• [Work to be completed]
Omit every image, and transcribe the remaining entries exactly as given.

• [Recorded data]
|---|

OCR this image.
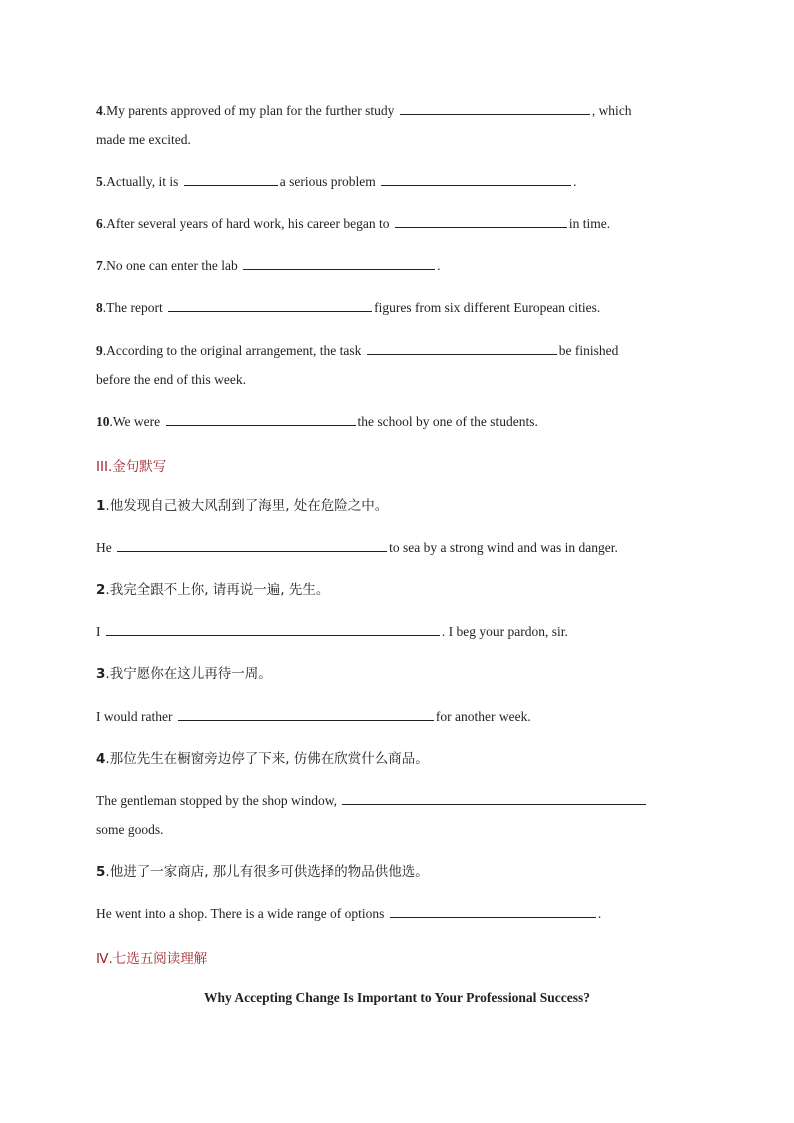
4.My parents approved of my plan for the further study	, which
made me excited.
5.Actually, it is	a serious problem	.
6.After several years of hard work, his career began to	in time.
7.No one can enter the lab	.
8.The report	figures from six different European cities.
9.According to the original arrangement, the task	be finished
before the end of this week.
10.We were	the school by one of the students.
III.金句默写
1.他发现自己被大风刮到了海里, 处在危险之中。
He	to sea by a strong wind and was in danger.
2.我完全跟不上你, 请再说一遍, 先生。
I	. I beg your pardon, sir.
3.我宁愿你在这儿再待一周。
I would rather	for another week.
4.那位先生在橱窗旁边停了下来, 仿佛在欣赏什么商品。
The gentleman stopped by the shop window,
some goods.
5.他进了一家商店, 那儿有很多可供选择的物品供他选。
He went into a shop. There is a wide range of options	.
Ⅳ.七选五阅读理解
Why Accepting Change Is Important to Your Professional Success?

|---|

• [Response to the exercise]
OCR this image.
4.My parents approved of my plan for the further study	, which
made me excited.
5.Actually, it is	a serious problem	.
6.After several years of hard work, his career began to	in time.
7.No one can enter the lab	.
8.The report	figures from six different European cities.
9.According to the original arrangement, the task	be finished
before the end of this week.
10.We were	the school by one of the students.
III.金句默写
1.他发现自己被大风刮到了海里, 处在危险之中。
He	to sea by a strong wind and was in danger.
2.我完全跟不上你, 请再说一遍, 先生。
I	. I beg your pardon, sir.
3.我宁愿你在这儿再待一周。
I would rather	for another week.
4.那位先生在橱窗旁边停了下来, 仿佛在欣赏什么商品。
The gentleman stopped by the shop window,
some goods.
5.他进了一家商店, 那儿有很多可供选择的物品供他选。
He went into a shop. There is a wide range of options	.
Ⅳ.七选五阅读理解
Why Accepting Change Is Important to Your Professional Success?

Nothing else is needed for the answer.